Scan the entries below for the word "this". Copy each line that has it.
— start —
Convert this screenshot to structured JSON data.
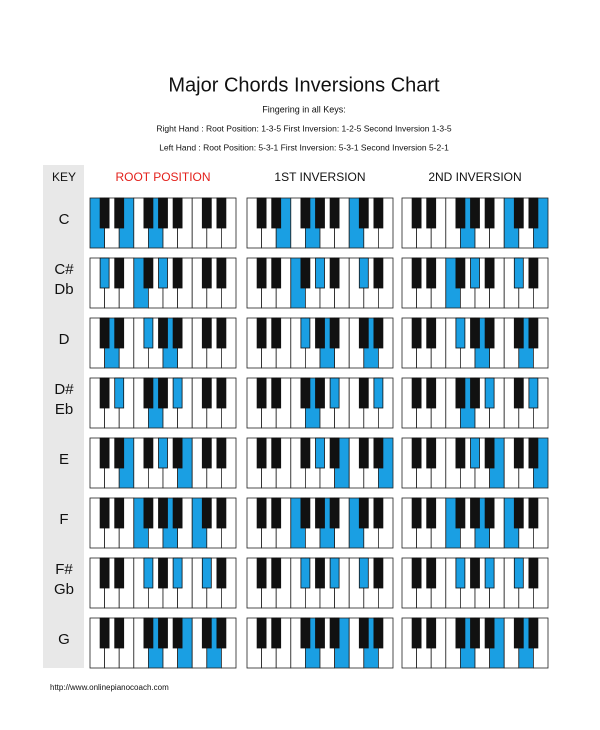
{
  "header": {
    "title": "Major Chords Inversions Chart",
    "subtitle": "Fingering in all Keys:",
    "right_hand": "Right Hand : Root Position: 1-3-5 First Inversion: 1-2-5 Second Inversion 1-3-5",
    "left_hand": "Left Hand : Root Position: 5-3-1 First Inversion: 5-3-1 Second Inversion 5-2-1"
  },
  "table": {
    "key_header": "KEY",
    "columns": [
      "ROOT POSITION",
      "1ST INVERSION",
      "2ND INVERSION"
    ],
    "keys": [
      [
        "C"
      ],
      [
        "C#",
        "Db"
      ],
      [
        "D"
      ],
      [
        "D#",
        "Eb"
      ],
      [
        "E"
      ],
      [
        "F"
      ],
      [
        "F#",
        "Gb"
      ],
      [
        "G"
      ]
    ]
  },
  "footer": "http://www.onlinepianocoach.com"
}
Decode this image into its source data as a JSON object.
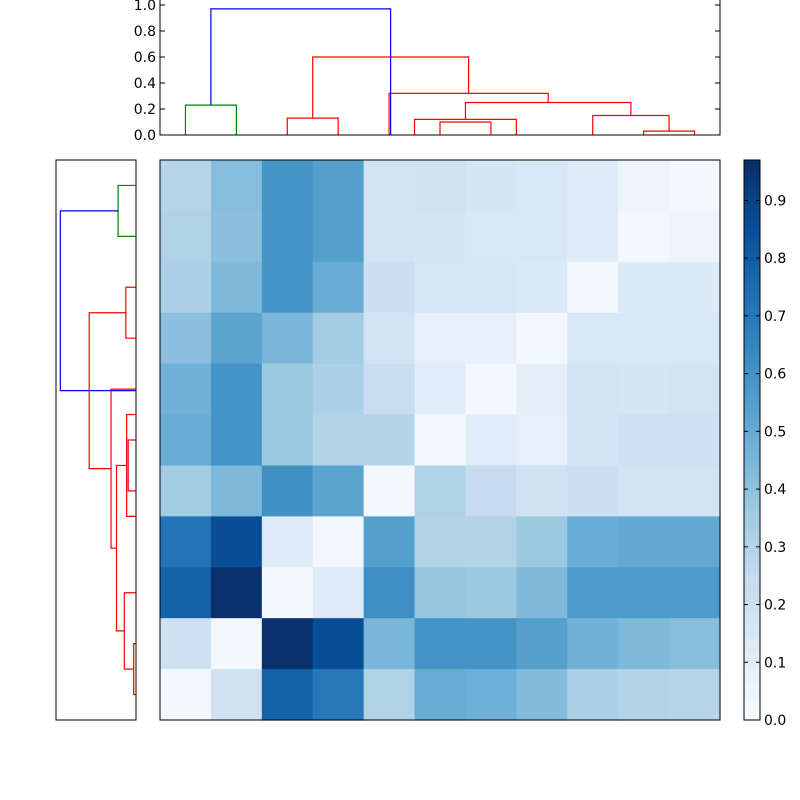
{
  "chart_data": {
    "type": "heatmap",
    "title": "",
    "colorscale": "Blues",
    "colorbar": {
      "range": [
        0.0,
        0.97
      ],
      "ticks": [
        "0.0",
        "0.1",
        "0.2",
        "0.3",
        "0.4",
        "0.5",
        "0.6",
        "0.7",
        "0.8",
        "0.9"
      ]
    },
    "matrix": [
      [
        0.29,
        0.42,
        0.59,
        0.55,
        0.18,
        0.19,
        0.17,
        0.15,
        0.12,
        0.05,
        0.02
      ],
      [
        0.31,
        0.41,
        0.59,
        0.55,
        0.18,
        0.17,
        0.15,
        0.15,
        0.12,
        0.02,
        0.05
      ],
      [
        0.32,
        0.44,
        0.59,
        0.49,
        0.21,
        0.16,
        0.16,
        0.14,
        0.02,
        0.13,
        0.13
      ],
      [
        0.41,
        0.53,
        0.45,
        0.35,
        0.18,
        0.08,
        0.08,
        0.02,
        0.15,
        0.15,
        0.15
      ],
      [
        0.47,
        0.6,
        0.37,
        0.32,
        0.23,
        0.11,
        0.02,
        0.09,
        0.18,
        0.17,
        0.18
      ],
      [
        0.49,
        0.6,
        0.37,
        0.3,
        0.3,
        0.02,
        0.11,
        0.08,
        0.18,
        0.2,
        0.2
      ],
      [
        0.35,
        0.44,
        0.61,
        0.53,
        0.02,
        0.31,
        0.24,
        0.19,
        0.21,
        0.18,
        0.18
      ],
      [
        0.72,
        0.86,
        0.12,
        0.02,
        0.55,
        0.3,
        0.3,
        0.37,
        0.49,
        0.51,
        0.51
      ],
      [
        0.79,
        0.97,
        0.02,
        0.12,
        0.62,
        0.38,
        0.37,
        0.44,
        0.57,
        0.57,
        0.57
      ],
      [
        0.2,
        0.02,
        0.97,
        0.86,
        0.45,
        0.6,
        0.6,
        0.55,
        0.47,
        0.44,
        0.42
      ],
      [
        0.02,
        0.19,
        0.79,
        0.7,
        0.31,
        0.5,
        0.48,
        0.43,
        0.32,
        0.3,
        0.29
      ]
    ],
    "top_dendrogram": {
      "ylim": [
        0,
        1.0
      ],
      "yticks": [
        "0.0",
        "0.2",
        "0.4",
        "0.6",
        "0.8",
        "1.0"
      ],
      "links": [
        {
          "x1": 0.5,
          "x2": 1.5,
          "h": 0.23,
          "color": "#008000"
        },
        {
          "x1": 2.5,
          "x2": 3.5,
          "h": 0.13,
          "color": "#ff0000"
        },
        {
          "x1": 5.5,
          "x2": 6.5,
          "h": 0.1,
          "color": "#ff0000"
        },
        {
          "x1": 5.0,
          "x2": 7.0,
          "h": 0.12,
          "color": "#ff0000"
        },
        {
          "x1": 9.5,
          "x2": 10.5,
          "h": 0.03,
          "color": "#ff0000"
        },
        {
          "x1": 8.5,
          "x2": 10.0,
          "h": 0.15,
          "color": "#ff0000"
        },
        {
          "x1": 6.0,
          "x2": 9.25,
          "h": 0.25,
          "color": "#ff0000"
        },
        {
          "x1": 4.5,
          "x2": 7.625,
          "h": 0.32,
          "color": "#ff0000"
        },
        {
          "x1": 3.0,
          "x2": 6.0625,
          "h": 0.6,
          "color": "#ff0000"
        },
        {
          "x1": 1.0,
          "x2": 4.53,
          "h": 0.97,
          "color": "#0000ff"
        }
      ]
    },
    "left_dendrogram": {
      "hlim": [
        0,
        1.0
      ],
      "links": [
        {
          "y1": 0.5,
          "y2": 1.5,
          "h": 0.23,
          "color": "#008000"
        },
        {
          "y1": 2.5,
          "y2": 3.5,
          "h": 0.13,
          "color": "#ff0000"
        },
        {
          "y1": 5.5,
          "y2": 6.5,
          "h": 0.1,
          "color": "#ff0000"
        },
        {
          "y1": 5.0,
          "y2": 7.0,
          "h": 0.12,
          "color": "#ff0000"
        },
        {
          "y1": 9.5,
          "y2": 10.5,
          "h": 0.03,
          "color": "#ff0000"
        },
        {
          "y1": 8.5,
          "y2": 10.0,
          "h": 0.15,
          "color": "#ff0000"
        },
        {
          "y1": 6.0,
          "y2": 9.25,
          "h": 0.25,
          "color": "#ff0000"
        },
        {
          "y1": 4.5,
          "y2": 7.625,
          "h": 0.32,
          "color": "#ff0000"
        },
        {
          "y1": 3.0,
          "y2": 6.0625,
          "h": 0.6,
          "color": "#ff0000"
        },
        {
          "y1": 1.0,
          "y2": 4.53,
          "h": 0.97,
          "color": "#0000ff"
        }
      ]
    }
  }
}
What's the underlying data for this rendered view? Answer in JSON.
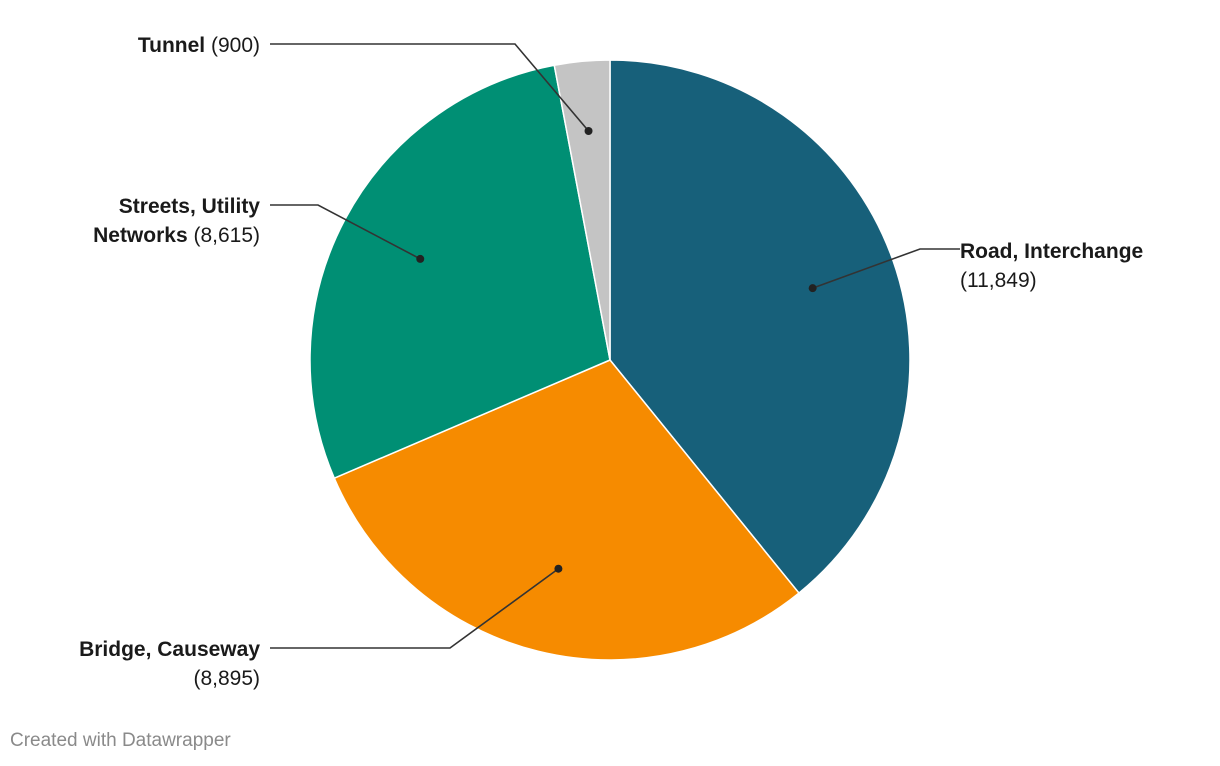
— end —
**Task result:**
Convert this screenshot to structured JSON data.
Decode this image into its source data as a JSON object.
What's the underlying data for this rendered view? Answer in JSON.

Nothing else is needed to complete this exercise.